## WHAT IS BEING ASKED
Will you transcribe the entries that follow, exactly and in full?

## Records from a collection of figures
►
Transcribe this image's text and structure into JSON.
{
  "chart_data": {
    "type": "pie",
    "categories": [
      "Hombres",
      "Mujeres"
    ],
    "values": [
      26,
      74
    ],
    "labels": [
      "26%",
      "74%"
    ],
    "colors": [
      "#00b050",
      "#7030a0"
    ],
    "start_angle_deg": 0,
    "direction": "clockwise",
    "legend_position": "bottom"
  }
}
◄
## RESULT
Transcribe this image's text and structure into JSON.
{
  "chart_data": {
    "type": "pie",
    "categories": [
      "Hombres",
      "Mujeres"
    ],
    "values": [
      26,
      74
    ],
    "labels": [
      "26%",
      "74%"
    ],
    "colors": [
      "#00b050",
      "#7030a0"
    ],
    "start_angle_deg": 0,
    "direction": "clockwise",
    "legend_position": "bottom"
  }
}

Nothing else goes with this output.